Records for processing »
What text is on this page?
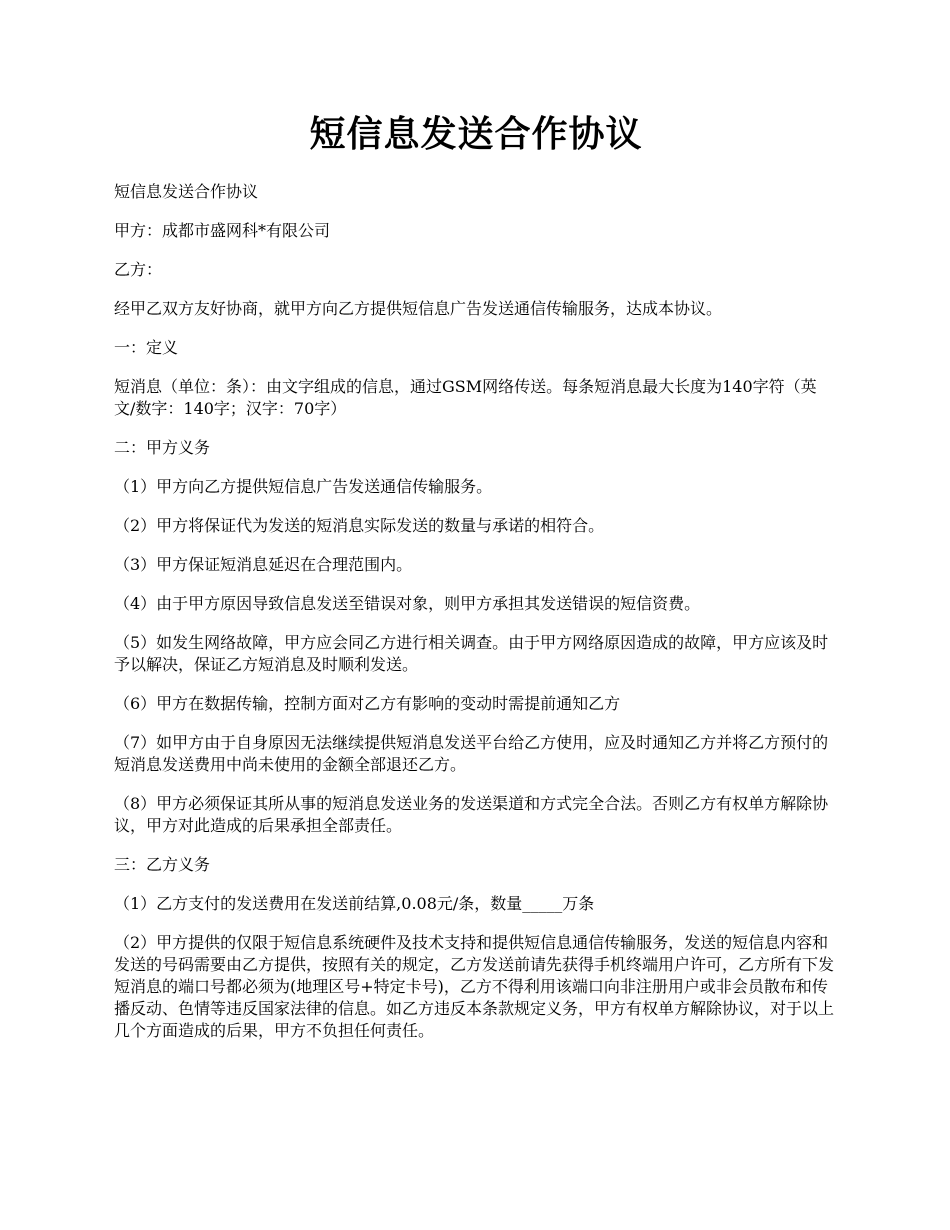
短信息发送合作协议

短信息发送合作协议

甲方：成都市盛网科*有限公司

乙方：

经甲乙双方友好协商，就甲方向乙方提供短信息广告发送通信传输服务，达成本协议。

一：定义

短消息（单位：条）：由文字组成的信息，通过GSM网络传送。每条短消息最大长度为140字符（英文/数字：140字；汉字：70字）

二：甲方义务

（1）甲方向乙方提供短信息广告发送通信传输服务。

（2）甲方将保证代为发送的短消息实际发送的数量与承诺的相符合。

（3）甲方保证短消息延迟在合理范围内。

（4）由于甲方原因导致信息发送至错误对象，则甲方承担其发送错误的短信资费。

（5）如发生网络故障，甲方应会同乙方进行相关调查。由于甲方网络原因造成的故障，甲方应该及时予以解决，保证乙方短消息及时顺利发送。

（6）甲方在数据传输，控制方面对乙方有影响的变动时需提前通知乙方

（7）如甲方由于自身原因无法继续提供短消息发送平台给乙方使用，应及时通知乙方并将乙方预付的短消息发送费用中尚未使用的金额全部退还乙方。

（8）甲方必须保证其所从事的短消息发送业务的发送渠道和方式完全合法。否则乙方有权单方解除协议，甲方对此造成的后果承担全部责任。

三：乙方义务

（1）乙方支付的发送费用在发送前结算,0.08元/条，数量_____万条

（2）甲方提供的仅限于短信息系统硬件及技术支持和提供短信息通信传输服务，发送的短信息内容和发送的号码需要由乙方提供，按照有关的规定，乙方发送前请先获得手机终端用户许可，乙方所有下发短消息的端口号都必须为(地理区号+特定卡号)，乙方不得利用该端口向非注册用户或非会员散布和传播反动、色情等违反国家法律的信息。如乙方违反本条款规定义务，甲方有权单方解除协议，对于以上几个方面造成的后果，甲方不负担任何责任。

---

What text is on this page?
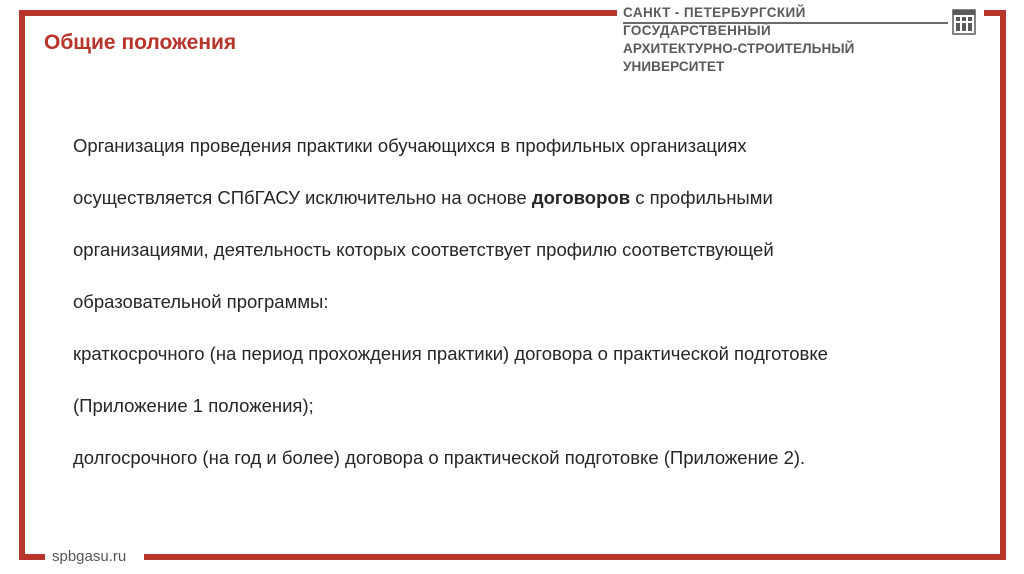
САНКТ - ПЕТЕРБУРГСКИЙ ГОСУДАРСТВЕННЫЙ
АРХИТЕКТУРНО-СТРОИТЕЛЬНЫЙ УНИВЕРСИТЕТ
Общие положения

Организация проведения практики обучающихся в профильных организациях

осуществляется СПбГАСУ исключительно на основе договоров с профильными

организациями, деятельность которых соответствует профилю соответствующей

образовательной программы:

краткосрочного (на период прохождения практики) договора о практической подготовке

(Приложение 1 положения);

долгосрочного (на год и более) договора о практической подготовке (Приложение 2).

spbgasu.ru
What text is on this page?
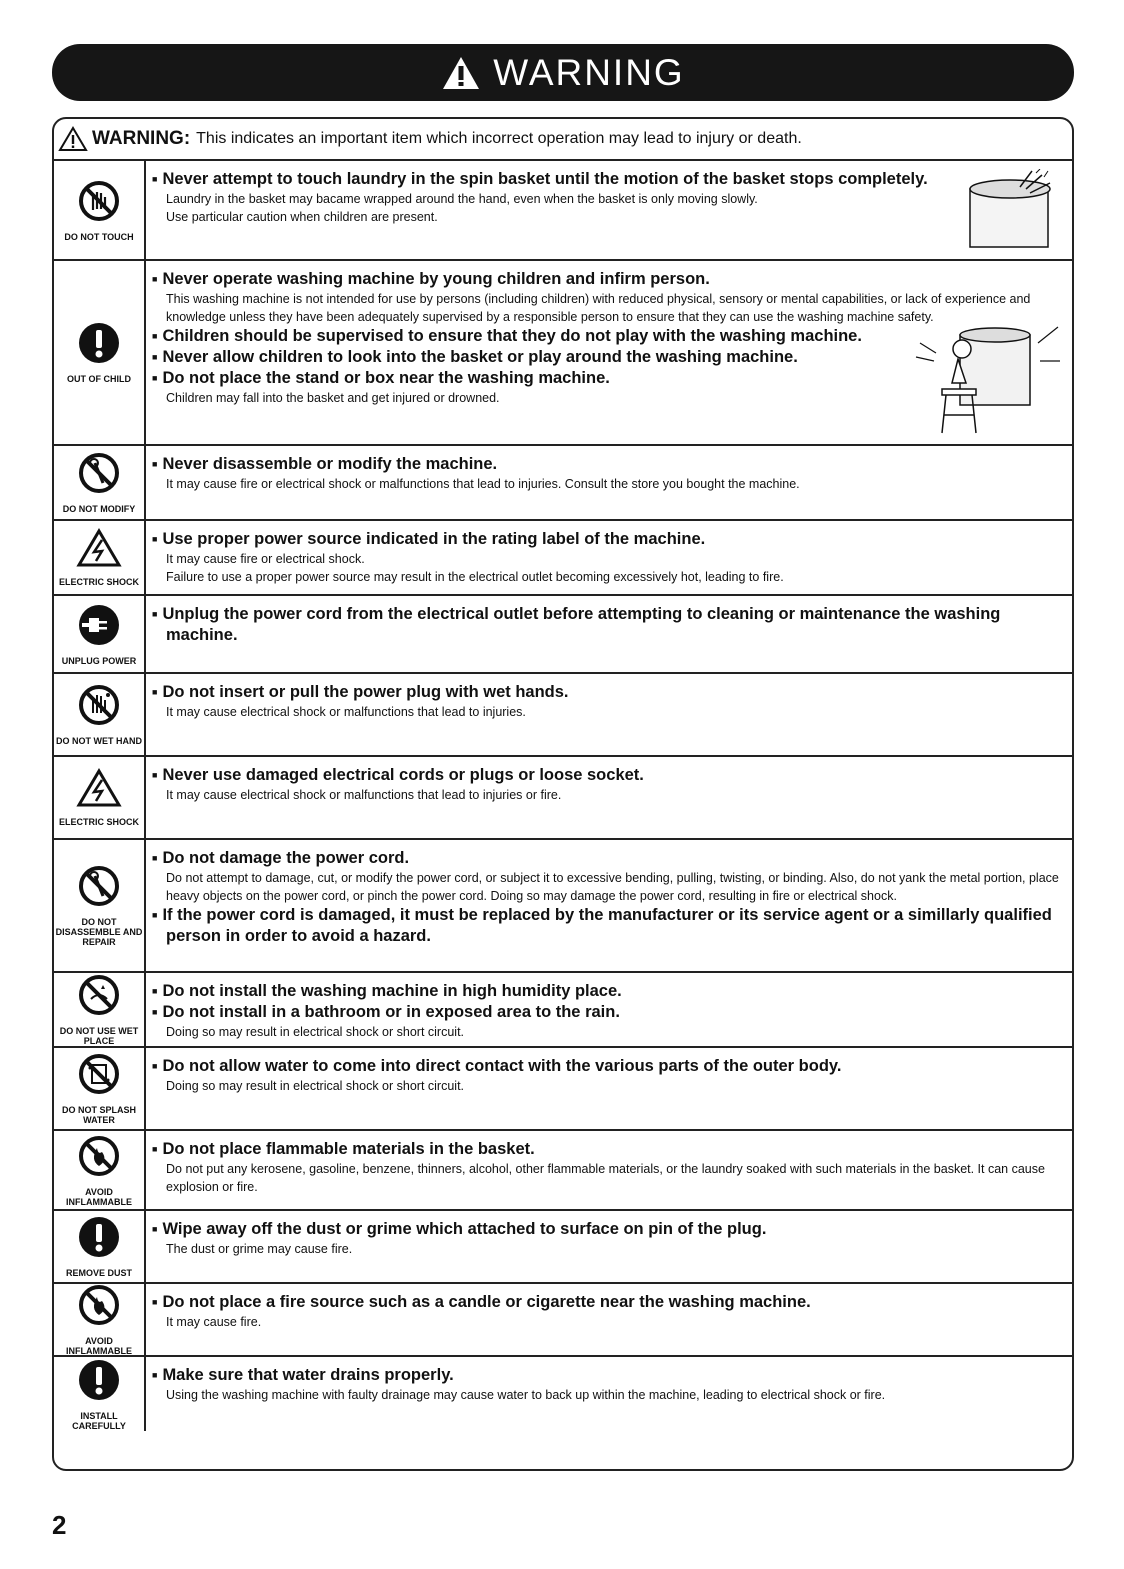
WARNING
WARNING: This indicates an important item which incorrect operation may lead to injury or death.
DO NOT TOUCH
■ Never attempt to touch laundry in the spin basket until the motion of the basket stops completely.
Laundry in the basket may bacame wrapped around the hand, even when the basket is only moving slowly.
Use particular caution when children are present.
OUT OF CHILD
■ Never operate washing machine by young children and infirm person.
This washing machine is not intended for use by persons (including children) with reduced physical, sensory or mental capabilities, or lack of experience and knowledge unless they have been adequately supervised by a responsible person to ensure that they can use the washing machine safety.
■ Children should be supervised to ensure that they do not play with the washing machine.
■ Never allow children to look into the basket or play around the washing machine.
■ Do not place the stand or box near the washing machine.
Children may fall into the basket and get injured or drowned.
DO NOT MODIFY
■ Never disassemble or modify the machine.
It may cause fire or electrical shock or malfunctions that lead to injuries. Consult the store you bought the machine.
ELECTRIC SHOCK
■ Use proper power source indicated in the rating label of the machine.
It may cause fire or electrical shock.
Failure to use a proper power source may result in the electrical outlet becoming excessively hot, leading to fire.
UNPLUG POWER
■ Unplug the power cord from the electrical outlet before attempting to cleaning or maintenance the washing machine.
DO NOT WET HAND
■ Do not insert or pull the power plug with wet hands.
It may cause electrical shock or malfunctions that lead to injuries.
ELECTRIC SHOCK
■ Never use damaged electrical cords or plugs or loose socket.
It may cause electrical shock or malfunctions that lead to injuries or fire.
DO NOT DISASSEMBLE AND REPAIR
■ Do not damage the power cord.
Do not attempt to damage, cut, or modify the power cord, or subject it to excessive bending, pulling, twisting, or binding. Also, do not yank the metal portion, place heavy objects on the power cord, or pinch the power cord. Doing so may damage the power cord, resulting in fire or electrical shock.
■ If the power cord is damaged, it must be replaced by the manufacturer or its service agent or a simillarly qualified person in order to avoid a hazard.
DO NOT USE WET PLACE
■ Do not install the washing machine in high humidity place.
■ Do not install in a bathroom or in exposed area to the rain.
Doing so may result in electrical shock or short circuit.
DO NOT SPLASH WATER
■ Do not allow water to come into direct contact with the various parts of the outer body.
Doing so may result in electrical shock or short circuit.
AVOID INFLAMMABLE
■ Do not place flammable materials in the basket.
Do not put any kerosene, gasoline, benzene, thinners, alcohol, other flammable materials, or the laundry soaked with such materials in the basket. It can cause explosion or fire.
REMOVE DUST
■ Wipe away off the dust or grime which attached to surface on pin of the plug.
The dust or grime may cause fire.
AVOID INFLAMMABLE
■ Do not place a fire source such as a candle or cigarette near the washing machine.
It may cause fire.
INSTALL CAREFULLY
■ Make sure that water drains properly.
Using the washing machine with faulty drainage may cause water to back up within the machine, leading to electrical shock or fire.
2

* * *

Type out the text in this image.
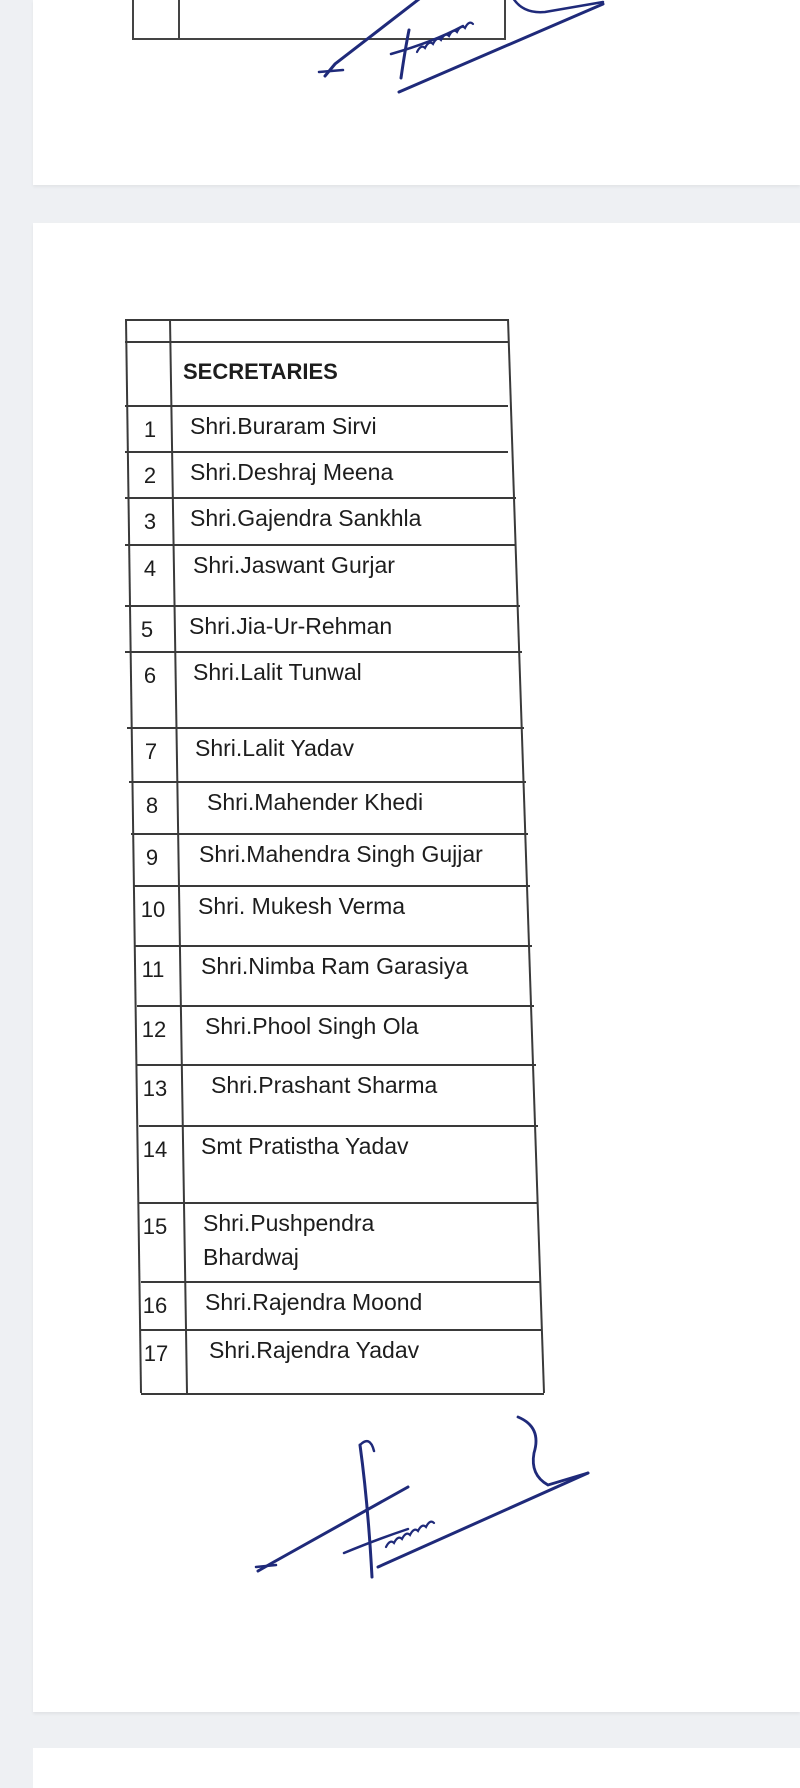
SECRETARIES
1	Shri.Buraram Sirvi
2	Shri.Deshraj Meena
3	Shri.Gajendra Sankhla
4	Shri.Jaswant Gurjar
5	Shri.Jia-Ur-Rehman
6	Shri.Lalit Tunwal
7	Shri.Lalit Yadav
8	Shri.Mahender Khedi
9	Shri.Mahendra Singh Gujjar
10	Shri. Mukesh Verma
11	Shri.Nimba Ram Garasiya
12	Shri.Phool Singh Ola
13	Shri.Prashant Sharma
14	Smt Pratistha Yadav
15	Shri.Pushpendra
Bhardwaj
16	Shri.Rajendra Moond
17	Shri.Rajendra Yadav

Short exercise »
Filter the records above and return every line that holds the word "положения".

Exercise result »
Общие положения
(Приложение 1 положения);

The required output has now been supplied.